***** ROWS

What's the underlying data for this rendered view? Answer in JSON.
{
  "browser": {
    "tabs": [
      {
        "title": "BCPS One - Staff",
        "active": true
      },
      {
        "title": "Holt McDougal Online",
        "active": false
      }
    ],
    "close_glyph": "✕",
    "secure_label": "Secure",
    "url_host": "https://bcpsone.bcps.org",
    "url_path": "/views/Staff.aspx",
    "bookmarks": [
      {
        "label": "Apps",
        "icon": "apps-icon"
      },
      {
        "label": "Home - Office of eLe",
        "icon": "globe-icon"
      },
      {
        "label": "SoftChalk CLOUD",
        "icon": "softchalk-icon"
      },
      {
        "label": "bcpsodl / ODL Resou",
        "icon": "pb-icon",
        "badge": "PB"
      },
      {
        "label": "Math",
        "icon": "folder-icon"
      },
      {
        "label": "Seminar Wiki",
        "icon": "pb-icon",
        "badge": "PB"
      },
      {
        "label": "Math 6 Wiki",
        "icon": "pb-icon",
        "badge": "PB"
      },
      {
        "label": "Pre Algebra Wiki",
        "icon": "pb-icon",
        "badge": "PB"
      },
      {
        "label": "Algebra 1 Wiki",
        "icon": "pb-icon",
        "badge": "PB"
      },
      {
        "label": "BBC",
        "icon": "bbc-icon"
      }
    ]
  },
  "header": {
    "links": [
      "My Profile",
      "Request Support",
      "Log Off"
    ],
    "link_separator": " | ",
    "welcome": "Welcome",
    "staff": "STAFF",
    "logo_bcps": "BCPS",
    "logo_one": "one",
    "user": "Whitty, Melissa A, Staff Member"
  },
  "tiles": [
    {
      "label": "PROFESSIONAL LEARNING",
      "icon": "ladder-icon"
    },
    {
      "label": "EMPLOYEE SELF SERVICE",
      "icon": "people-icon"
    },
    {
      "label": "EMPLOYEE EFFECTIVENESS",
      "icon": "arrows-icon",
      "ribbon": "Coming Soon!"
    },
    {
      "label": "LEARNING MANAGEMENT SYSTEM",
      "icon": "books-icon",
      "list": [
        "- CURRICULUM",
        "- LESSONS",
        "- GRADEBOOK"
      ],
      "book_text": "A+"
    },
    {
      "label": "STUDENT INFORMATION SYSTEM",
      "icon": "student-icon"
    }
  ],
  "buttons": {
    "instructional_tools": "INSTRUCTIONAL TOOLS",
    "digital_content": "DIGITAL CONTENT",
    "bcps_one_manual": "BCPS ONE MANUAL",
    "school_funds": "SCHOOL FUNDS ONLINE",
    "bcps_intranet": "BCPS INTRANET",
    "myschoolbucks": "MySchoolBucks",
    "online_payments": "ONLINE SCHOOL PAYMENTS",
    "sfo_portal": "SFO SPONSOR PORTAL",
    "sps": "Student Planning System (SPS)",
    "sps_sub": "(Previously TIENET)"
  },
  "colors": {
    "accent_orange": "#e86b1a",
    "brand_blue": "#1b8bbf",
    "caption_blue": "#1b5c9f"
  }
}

**********

• TASK PROMPT: Above are some records; extract every one of them exactly.

• ANSWER TO THE EXERCISE:
What's the underlying data for this rendered view? Answer in JSON.
{
  "browser": {
    "tabs": [
      {
        "title": "BCPS One - Staff",
        "active": true
      },
      {
        "title": "Holt McDougal Online",
        "active": false
      }
    ],
    "close_glyph": "✕",
    "secure_label": "Secure",
    "url_host": "https://bcpsone.bcps.org",
    "url_path": "/views/Staff.aspx",
    "bookmarks": [
      {
        "label": "Apps",
        "icon": "apps-icon"
      },
      {
        "label": "Home - Office of eLe",
        "icon": "globe-icon"
      },
      {
        "label": "SoftChalk CLOUD",
        "icon": "softchalk-icon"
      },
      {
        "label": "bcpsodl / ODL Resou",
        "icon": "pb-icon",
        "badge": "PB"
      },
      {
        "label": "Math",
        "icon": "folder-icon"
      },
      {
        "label": "Seminar Wiki",
        "icon": "pb-icon",
        "badge": "PB"
      },
      {
        "label": "Math 6 Wiki",
        "icon": "pb-icon",
        "badge": "PB"
      },
      {
        "label": "Pre Algebra Wiki",
        "icon": "pb-icon",
        "badge": "PB"
      },
      {
        "label": "Algebra 1 Wiki",
        "icon": "pb-icon",
        "badge": "PB"
      },
      {
        "label": "BBC",
        "icon": "bbc-icon"
      }
    ]
  },
  "header": {
    "links": [
      "My Profile",
      "Request Support",
      "Log Off"
    ],
    "link_separator": " | ",
    "welcome": "Welcome",
    "staff": "STAFF",
    "logo_bcps": "BCPS",
    "logo_one": "one",
    "user": "Whitty, Melissa A, Staff Member"
  },
  "tiles": [
    {
      "label": "PROFESSIONAL LEARNING",
      "icon": "ladder-icon"
    },
    {
      "label": "EMPLOYEE SELF SERVICE",
      "icon": "people-icon"
    },
    {
      "label": "EMPLOYEE EFFECTIVENESS",
      "icon": "arrows-icon",
      "ribbon": "Coming Soon!"
    },
    {
      "label": "LEARNING MANAGEMENT SYSTEM",
      "icon": "books-icon",
      "list": [
        "- CURRICULUM",
        "- LESSONS",
        "- GRADEBOOK"
      ],
      "book_text": "A+"
    },
    {
      "label": "STUDENT INFORMATION SYSTEM",
      "icon": "student-icon"
    }
  ],
  "buttons": {
    "instructional_tools": "INSTRUCTIONAL TOOLS",
    "digital_content": "DIGITAL CONTENT",
    "bcps_one_manual": "BCPS ONE MANUAL",
    "school_funds": "SCHOOL FUNDS ONLINE",
    "bcps_intranet": "BCPS INTRANET",
    "myschoolbucks": "MySchoolBucks",
    "online_payments": "ONLINE SCHOOL PAYMENTS",
    "sfo_portal": "SFO SPONSOR PORTAL",
    "sps": "Student Planning System (SPS)",
    "sps_sub": "(Previously TIENET)"
  },
  "colors": {
    "accent_orange": "#e86b1a",
    "brand_blue": "#1b8bbf",
    "caption_blue": "#1b5c9f"
  }
}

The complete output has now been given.